(Data items)
▬▬▬

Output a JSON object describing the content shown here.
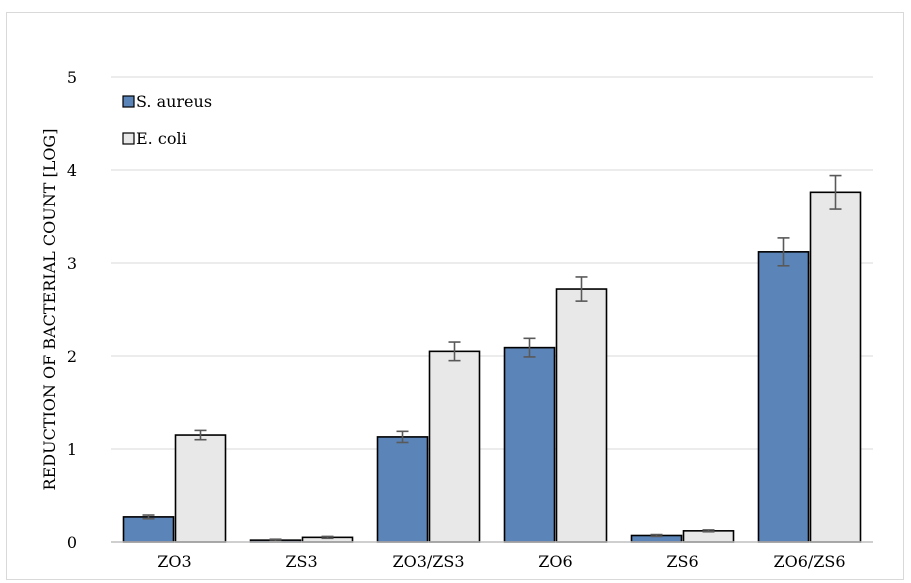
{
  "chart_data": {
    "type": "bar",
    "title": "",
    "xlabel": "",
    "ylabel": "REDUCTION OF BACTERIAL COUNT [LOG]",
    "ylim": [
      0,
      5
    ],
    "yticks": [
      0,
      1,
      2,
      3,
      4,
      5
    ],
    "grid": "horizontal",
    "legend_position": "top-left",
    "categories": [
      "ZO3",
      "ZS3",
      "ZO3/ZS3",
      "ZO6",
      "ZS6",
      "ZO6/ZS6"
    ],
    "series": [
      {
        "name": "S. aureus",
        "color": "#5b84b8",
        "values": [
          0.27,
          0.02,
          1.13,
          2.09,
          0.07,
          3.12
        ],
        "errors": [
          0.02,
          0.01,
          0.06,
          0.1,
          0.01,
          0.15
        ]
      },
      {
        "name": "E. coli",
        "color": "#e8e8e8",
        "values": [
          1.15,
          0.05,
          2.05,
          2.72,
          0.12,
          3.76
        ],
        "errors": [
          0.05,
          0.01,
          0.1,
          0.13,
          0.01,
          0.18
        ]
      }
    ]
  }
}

▬▬▬

Task goal =
Word for word, restate all of the entries above and leave each picture out.

Completed exercise =
Output a JSON object describing the content shown here.
{
  "chart_data": {
    "type": "bar",
    "title": "",
    "xlabel": "",
    "ylabel": "REDUCTION OF BACTERIAL COUNT [LOG]",
    "ylim": [
      0,
      5
    ],
    "yticks": [
      0,
      1,
      2,
      3,
      4,
      5
    ],
    "grid": "horizontal",
    "legend_position": "top-left",
    "categories": [
      "ZO3",
      "ZS3",
      "ZO3/ZS3",
      "ZO6",
      "ZS6",
      "ZO6/ZS6"
    ],
    "series": [
      {
        "name": "S. aureus",
        "color": "#5b84b8",
        "values": [
          0.27,
          0.02,
          1.13,
          2.09,
          0.07,
          3.12
        ],
        "errors": [
          0.02,
          0.01,
          0.06,
          0.1,
          0.01,
          0.15
        ]
      },
      {
        "name": "E. coli",
        "color": "#e8e8e8",
        "values": [
          1.15,
          0.05,
          2.05,
          2.72,
          0.12,
          3.76
        ],
        "errors": [
          0.05,
          0.01,
          0.1,
          0.13,
          0.01,
          0.18
        ]
      }
    ]
  }
}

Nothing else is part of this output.